─── Available records ───
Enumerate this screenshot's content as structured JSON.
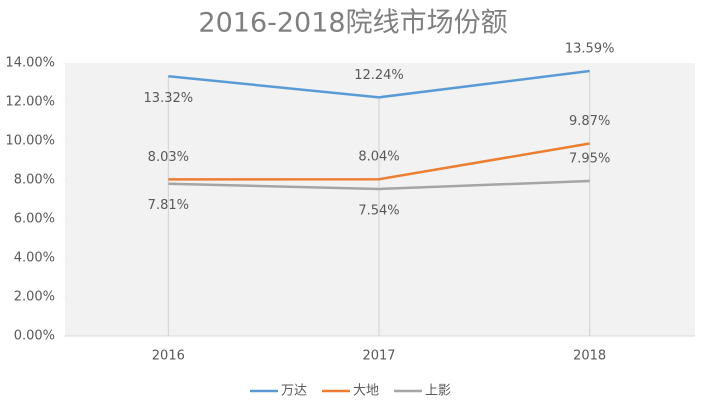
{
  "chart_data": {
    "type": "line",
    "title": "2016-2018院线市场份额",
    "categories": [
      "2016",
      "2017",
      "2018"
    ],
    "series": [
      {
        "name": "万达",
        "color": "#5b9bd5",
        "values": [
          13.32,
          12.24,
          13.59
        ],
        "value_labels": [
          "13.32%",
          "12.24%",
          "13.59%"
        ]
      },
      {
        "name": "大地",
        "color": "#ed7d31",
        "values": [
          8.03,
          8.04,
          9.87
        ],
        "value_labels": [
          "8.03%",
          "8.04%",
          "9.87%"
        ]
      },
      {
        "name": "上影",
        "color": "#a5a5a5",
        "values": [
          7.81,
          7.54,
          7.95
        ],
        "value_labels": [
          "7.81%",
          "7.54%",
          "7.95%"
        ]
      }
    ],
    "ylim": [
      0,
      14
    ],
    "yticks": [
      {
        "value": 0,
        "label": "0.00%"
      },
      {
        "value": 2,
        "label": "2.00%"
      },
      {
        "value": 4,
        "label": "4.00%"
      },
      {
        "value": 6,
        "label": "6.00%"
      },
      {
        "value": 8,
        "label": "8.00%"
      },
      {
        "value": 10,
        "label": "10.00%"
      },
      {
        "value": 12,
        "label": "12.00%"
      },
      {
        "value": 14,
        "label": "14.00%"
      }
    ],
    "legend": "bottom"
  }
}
───
• **Your objective**:
Write out every entry again word for word, without any of the pictures.

• **Finished exercise**:
Enumerate this screenshot's content as structured JSON.
{
  "chart_data": {
    "type": "line",
    "title": "2016-2018院线市场份额",
    "categories": [
      "2016",
      "2017",
      "2018"
    ],
    "series": [
      {
        "name": "万达",
        "color": "#5b9bd5",
        "values": [
          13.32,
          12.24,
          13.59
        ],
        "value_labels": [
          "13.32%",
          "12.24%",
          "13.59%"
        ]
      },
      {
        "name": "大地",
        "color": "#ed7d31",
        "values": [
          8.03,
          8.04,
          9.87
        ],
        "value_labels": [
          "8.03%",
          "8.04%",
          "9.87%"
        ]
      },
      {
        "name": "上影",
        "color": "#a5a5a5",
        "values": [
          7.81,
          7.54,
          7.95
        ],
        "value_labels": [
          "7.81%",
          "7.54%",
          "7.95%"
        ]
      }
    ],
    "ylim": [
      0,
      14
    ],
    "yticks": [
      {
        "value": 0,
        "label": "0.00%"
      },
      {
        "value": 2,
        "label": "2.00%"
      },
      {
        "value": 4,
        "label": "4.00%"
      },
      {
        "value": 6,
        "label": "6.00%"
      },
      {
        "value": 8,
        "label": "8.00%"
      },
      {
        "value": 10,
        "label": "10.00%"
      },
      {
        "value": 12,
        "label": "12.00%"
      },
      {
        "value": 14,
        "label": "14.00%"
      }
    ],
    "legend": "bottom"
  }
}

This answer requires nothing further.